▶ **Exercise details**
Reproduce all of the material exactly as shown.

— Begin Excerpted records —

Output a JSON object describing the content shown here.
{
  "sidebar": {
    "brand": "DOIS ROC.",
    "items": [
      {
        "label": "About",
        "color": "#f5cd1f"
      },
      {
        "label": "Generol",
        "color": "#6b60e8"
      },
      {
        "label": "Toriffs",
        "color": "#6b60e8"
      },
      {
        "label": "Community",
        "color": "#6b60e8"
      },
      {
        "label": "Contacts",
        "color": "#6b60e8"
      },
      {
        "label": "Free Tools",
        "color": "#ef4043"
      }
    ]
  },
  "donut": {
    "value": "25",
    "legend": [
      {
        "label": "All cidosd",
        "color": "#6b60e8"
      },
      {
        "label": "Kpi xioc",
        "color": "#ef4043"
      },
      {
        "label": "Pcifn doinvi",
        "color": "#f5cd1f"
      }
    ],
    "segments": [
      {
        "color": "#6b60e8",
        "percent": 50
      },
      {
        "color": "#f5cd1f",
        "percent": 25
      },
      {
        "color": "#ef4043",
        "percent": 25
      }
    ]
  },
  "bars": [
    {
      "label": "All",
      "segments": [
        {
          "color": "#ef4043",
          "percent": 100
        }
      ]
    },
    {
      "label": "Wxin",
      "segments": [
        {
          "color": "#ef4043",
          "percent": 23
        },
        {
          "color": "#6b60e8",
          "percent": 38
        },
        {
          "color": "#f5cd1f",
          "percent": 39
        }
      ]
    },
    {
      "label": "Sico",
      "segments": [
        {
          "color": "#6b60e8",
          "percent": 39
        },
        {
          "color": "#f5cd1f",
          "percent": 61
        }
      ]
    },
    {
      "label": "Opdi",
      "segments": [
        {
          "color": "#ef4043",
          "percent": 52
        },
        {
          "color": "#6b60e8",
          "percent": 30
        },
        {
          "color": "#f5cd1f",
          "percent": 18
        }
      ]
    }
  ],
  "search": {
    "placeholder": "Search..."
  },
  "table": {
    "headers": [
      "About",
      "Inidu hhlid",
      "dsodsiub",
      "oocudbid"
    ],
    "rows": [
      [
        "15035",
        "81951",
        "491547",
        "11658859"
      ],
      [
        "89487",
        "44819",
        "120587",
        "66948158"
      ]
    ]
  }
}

— End Excerpted records —

▶ **Answer in full**
Output a JSON object describing the content shown here.
{
  "sidebar": {
    "brand": "DOIS ROC.",
    "items": [
      {
        "label": "About",
        "color": "#f5cd1f"
      },
      {
        "label": "Generol",
        "color": "#6b60e8"
      },
      {
        "label": "Toriffs",
        "color": "#6b60e8"
      },
      {
        "label": "Community",
        "color": "#6b60e8"
      },
      {
        "label": "Contacts",
        "color": "#6b60e8"
      },
      {
        "label": "Free Tools",
        "color": "#ef4043"
      }
    ]
  },
  "donut": {
    "value": "25",
    "legend": [
      {
        "label": "All cidosd",
        "color": "#6b60e8"
      },
      {
        "label": "Kpi xioc",
        "color": "#ef4043"
      },
      {
        "label": "Pcifn doinvi",
        "color": "#f5cd1f"
      }
    ],
    "segments": [
      {
        "color": "#6b60e8",
        "percent": 50
      },
      {
        "color": "#f5cd1f",
        "percent": 25
      },
      {
        "color": "#ef4043",
        "percent": 25
      }
    ]
  },
  "bars": [
    {
      "label": "All",
      "segments": [
        {
          "color": "#ef4043",
          "percent": 100
        }
      ]
    },
    {
      "label": "Wxin",
      "segments": [
        {
          "color": "#ef4043",
          "percent": 23
        },
        {
          "color": "#6b60e8",
          "percent": 38
        },
        {
          "color": "#f5cd1f",
          "percent": 39
        }
      ]
    },
    {
      "label": "Sico",
      "segments": [
        {
          "color": "#6b60e8",
          "percent": 39
        },
        {
          "color": "#f5cd1f",
          "percent": 61
        }
      ]
    },
    {
      "label": "Opdi",
      "segments": [
        {
          "color": "#ef4043",
          "percent": 52
        },
        {
          "color": "#6b60e8",
          "percent": 30
        },
        {
          "color": "#f5cd1f",
          "percent": 18
        }
      ]
    }
  ],
  "search": {
    "placeholder": "Search..."
  },
  "table": {
    "headers": [
      "About",
      "Inidu hhlid",
      "dsodsiub",
      "oocudbid"
    ],
    "rows": [
      [
        "15035",
        "81951",
        "491547",
        "11658859"
      ],
      [
        "89487",
        "44819",
        "120587",
        "66948158"
      ]
    ]
  }
}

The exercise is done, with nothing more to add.